**TASK BRIEF:** Quote the records in full and leave their pictures out.

(Extracted records)
####################

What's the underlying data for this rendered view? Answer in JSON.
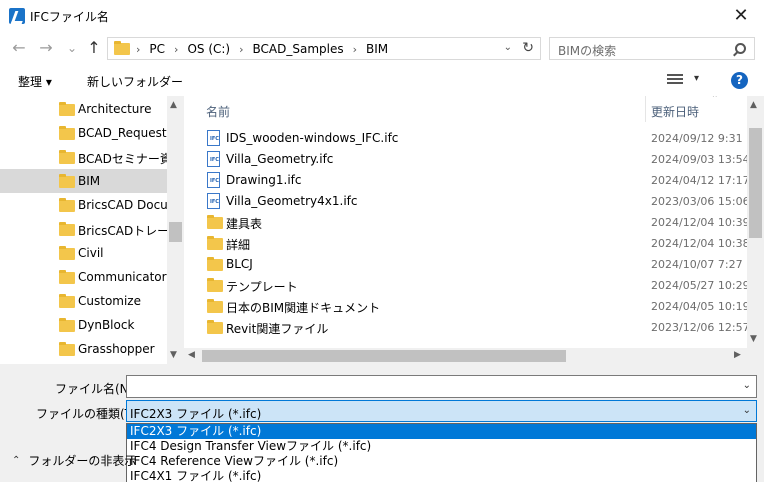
{
  "window": {
    "title": "IFCファイル名",
    "close_glyph": "✕"
  },
  "nav": {
    "back_glyph": "←",
    "forward_glyph": "→",
    "recent_glyph": "⌄",
    "up_glyph": "↑",
    "breadcrumb": [
      "PC",
      "OS (C:)",
      "BCAD_Samples",
      "BIM"
    ],
    "separator": "›",
    "dropdown_glyph": "⌄",
    "refresh_glyph": "↻",
    "search_placeholder": "BIMの検索"
  },
  "toolbar": {
    "organize": "整理 ▾",
    "new_folder": "新しいフォルダー",
    "view_drop": "▾",
    "help": "?"
  },
  "sidebar": {
    "items": [
      {
        "label": "Architecture",
        "selected": false
      },
      {
        "label": "BCAD_Requests",
        "selected": false
      },
      {
        "label": "BCADセミナー資料",
        "selected": false
      },
      {
        "label": "BIM",
        "selected": true
      },
      {
        "label": "BricsCAD Docum",
        "selected": false
      },
      {
        "label": "BricsCADトレーニン",
        "selected": false
      },
      {
        "label": "Civil",
        "selected": false
      },
      {
        "label": "Communicator",
        "selected": false
      },
      {
        "label": "Customize",
        "selected": false
      },
      {
        "label": "DynBlock",
        "selected": false
      },
      {
        "label": "Grasshopper",
        "selected": false
      }
    ],
    "scroll_up": "▲",
    "scroll_down": "▼"
  },
  "filelist": {
    "col_name": "名前",
    "col_date": "更新日時",
    "sort_glyph": "⌃",
    "rows": [
      {
        "name": "IDS_wooden-windows_IFC.ifc",
        "date": "2024/09/12 9:31",
        "type": "ifc"
      },
      {
        "name": "Villa_Geometry.ifc",
        "date": "2024/09/03 13:54",
        "type": "ifc"
      },
      {
        "name": "Drawing1.ifc",
        "date": "2024/04/12 17:17",
        "type": "ifc"
      },
      {
        "name": "Villa_Geometry4x1.ifc",
        "date": "2023/03/06 15:06",
        "type": "ifc"
      },
      {
        "name": "建具表",
        "date": "2024/12/04 10:39",
        "type": "folder"
      },
      {
        "name": "詳細",
        "date": "2024/12/04 10:38",
        "type": "folder"
      },
      {
        "name": "BLCJ",
        "date": "2024/10/07 7:27",
        "type": "folder"
      },
      {
        "name": "テンプレート",
        "date": "2024/05/27 10:29",
        "type": "folder"
      },
      {
        "name": "日本のBIM関連ドキュメント",
        "date": "2024/04/05 10:19",
        "type": "folder"
      },
      {
        "name": "Revit関連ファイル",
        "date": "2023/12/06 12:57",
        "type": "folder"
      }
    ],
    "scroll_up": "▲",
    "scroll_down": "▼",
    "scroll_left": "◀",
    "scroll_right": "▶"
  },
  "bottom": {
    "filename_label": "ファイル名(N):",
    "filename_value": "",
    "filetype_label": "ファイルの種類(T):",
    "filetype_selected": "IFC2X3 ファイル (*.ifc)",
    "drop_glyph": "⌄",
    "options": [
      "IFC2X3 ファイル (*.ifc)",
      "IFC4 Design Transfer Viewファイル (*.ifc)",
      "IFC4 Reference Viewファイル (*.ifc)",
      "IFC4X1 ファイル (*.ifc)"
    ],
    "hide_folders": "フォルダーの非表示",
    "hide_glyph": "⌃"
  }
}
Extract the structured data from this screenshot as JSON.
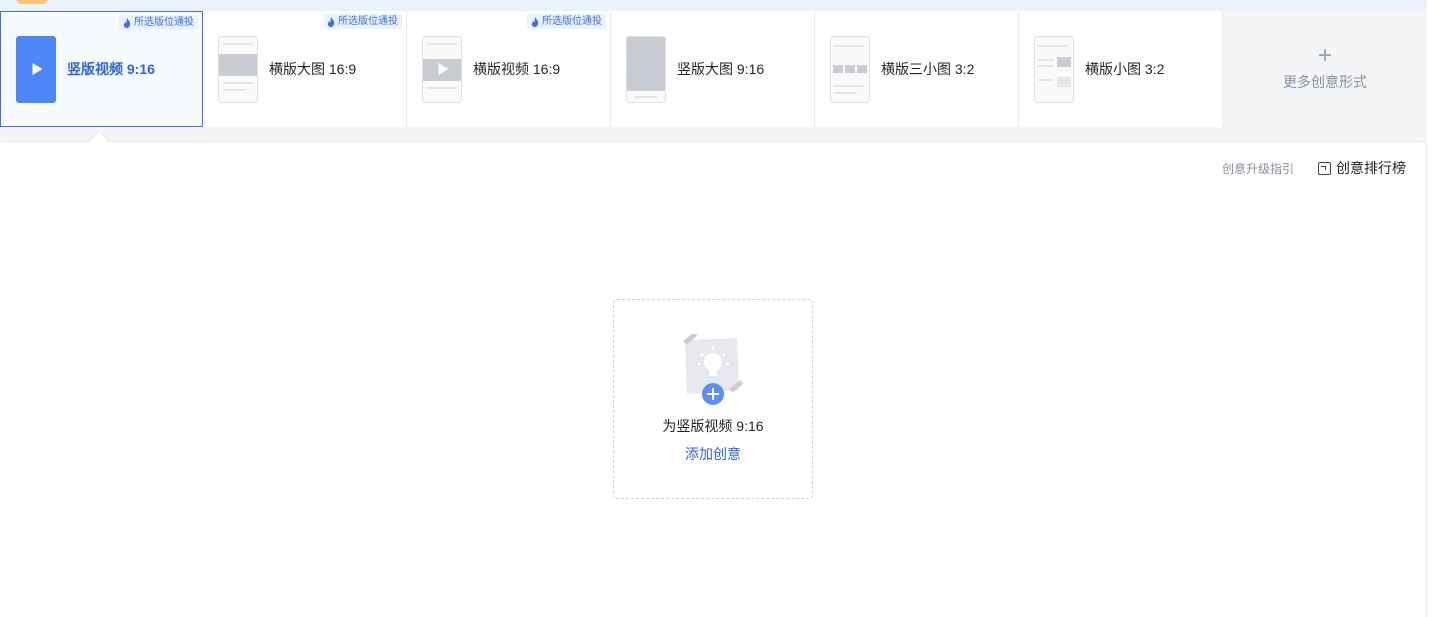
{
  "tabs": [
    {
      "label": "竖版视频 9:16",
      "badge": "所选版位通投",
      "active": true,
      "thumb": "vertical-video"
    },
    {
      "label": "横版大图 16:9",
      "badge": "所选版位通投",
      "active": false,
      "thumb": "horizontal-image"
    },
    {
      "label": "横版视频 16:9",
      "badge": "所选版位通投",
      "active": false,
      "thumb": "horizontal-video"
    },
    {
      "label": "竖版大图 9:16",
      "badge": "",
      "active": false,
      "thumb": "vertical-image"
    },
    {
      "label": "横版三小图 3:2",
      "badge": "",
      "active": false,
      "thumb": "three-small-images"
    },
    {
      "label": "横版小图 3:2",
      "badge": "",
      "active": false,
      "thumb": "small-image"
    }
  ],
  "more": {
    "icon": "plus-icon",
    "label": "更多创意形式"
  },
  "panel": {
    "guide_link": "创意升级指引",
    "rank_link": "创意排行榜",
    "add_card": {
      "title": "为竖版视频 9:16",
      "action": "添加创意"
    }
  },
  "colors": {
    "accent": "#2f64e3",
    "active_border": "#3a70ec",
    "thumb_blue": "#4f86f5"
  }
}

####################

**TASK SOLUTION:**
What's the underlying data for this rendered view? Answer in JSON.
{
  "window": {
    "title": "IFCファイル名",
    "close_glyph": "✕"
  },
  "nav": {
    "back_glyph": "←",
    "forward_glyph": "→",
    "recent_glyph": "⌄",
    "up_glyph": "↑",
    "breadcrumb": [
      "PC",
      "OS (C:)",
      "BCAD_Samples",
      "BIM"
    ],
    "separator": "›",
    "dropdown_glyph": "⌄",
    "refresh_glyph": "↻",
    "search_placeholder": "BIMの検索"
  },
  "toolbar": {
    "organize": "整理 ▾",
    "new_folder": "新しいフォルダー",
    "view_drop": "▾",
    "help": "?"
  },
  "sidebar": {
    "items": [
      {
        "label": "Architecture",
        "selected": false
      },
      {
        "label": "BCAD_Requests",
        "selected": false
      },
      {
        "label": "BCADセミナー資料",
        "selected": false
      },
      {
        "label": "BIM",
        "selected": true
      },
      {
        "label": "BricsCAD Docum",
        "selected": false
      },
      {
        "label": "BricsCADトレーニン",
        "selected": false
      },
      {
        "label": "Civil",
        "selected": false
      },
      {
        "label": "Communicator",
        "selected": false
      },
      {
        "label": "Customize",
        "selected": false
      },
      {
        "label": "DynBlock",
        "selected": false
      },
      {
        "label": "Grasshopper",
        "selected": false
      }
    ],
    "scroll_up": "▲",
    "scroll_down": "▼"
  },
  "filelist": {
    "col_name": "名前",
    "col_date": "更新日時",
    "sort_glyph": "⌃",
    "rows": [
      {
        "name": "IDS_wooden-windows_IFC.ifc",
        "date": "2024/09/12 9:31",
        "type": "ifc"
      },
      {
        "name": "Villa_Geometry.ifc",
        "date": "2024/09/03 13:54",
        "type": "ifc"
      },
      {
        "name": "Drawing1.ifc",
        "date": "2024/04/12 17:17",
        "type": "ifc"
      },
      {
        "name": "Villa_Geometry4x1.ifc",
        "date": "2023/03/06 15:06",
        "type": "ifc"
      },
      {
        "name": "建具表",
        "date": "2024/12/04 10:39",
        "type": "folder"
      },
      {
        "name": "詳細",
        "date": "2024/12/04 10:38",
        "type": "folder"
      },
      {
        "name": "BLCJ",
        "date": "2024/10/07 7:27",
        "type": "folder"
      },
      {
        "name": "テンプレート",
        "date": "2024/05/27 10:29",
        "type": "folder"
      },
      {
        "name": "日本のBIM関連ドキュメント",
        "date": "2024/04/05 10:19",
        "type": "folder"
      },
      {
        "name": "Revit関連ファイル",
        "date": "2023/12/06 12:57",
        "type": "folder"
      }
    ],
    "scroll_up": "▲",
    "scroll_down": "▼",
    "scroll_left": "◀",
    "scroll_right": "▶"
  },
  "bottom": {
    "filename_label": "ファイル名(N):",
    "filename_value": "",
    "filetype_label": "ファイルの種類(T):",
    "filetype_selected": "IFC2X3 ファイル (*.ifc)",
    "drop_glyph": "⌄",
    "options": [
      "IFC2X3 ファイル (*.ifc)",
      "IFC4 Design Transfer Viewファイル (*.ifc)",
      "IFC4 Reference Viewファイル (*.ifc)",
      "IFC4X1 ファイル (*.ifc)"
    ],
    "hide_folders": "フォルダーの非表示",
    "hide_glyph": "⌃"
  }
}
Extract the structured data from this screenshot as JSON.
{
  "tabs": [
    {
      "label": "竖版视频 9:16",
      "badge": "所选版位通投",
      "active": true,
      "thumb": "vertical-video"
    },
    {
      "label": "横版大图 16:9",
      "badge": "所选版位通投",
      "active": false,
      "thumb": "horizontal-image"
    },
    {
      "label": "横版视频 16:9",
      "badge": "所选版位通投",
      "active": false,
      "thumb": "horizontal-video"
    },
    {
      "label": "竖版大图 9:16",
      "badge": "",
      "active": false,
      "thumb": "vertical-image"
    },
    {
      "label": "横版三小图 3:2",
      "badge": "",
      "active": false,
      "thumb": "three-small-images"
    },
    {
      "label": "横版小图 3:2",
      "badge": "",
      "active": false,
      "thumb": "small-image"
    }
  ],
  "more": {
    "icon": "plus-icon",
    "label": "更多创意形式"
  },
  "panel": {
    "guide_link": "创意升级指引",
    "rank_link": "创意排行榜",
    "add_card": {
      "title": "为竖版视频 9:16",
      "action": "添加创意"
    }
  },
  "colors": {
    "accent": "#2f64e3",
    "active_border": "#3a70ec",
    "thumb_blue": "#4f86f5"
  }
}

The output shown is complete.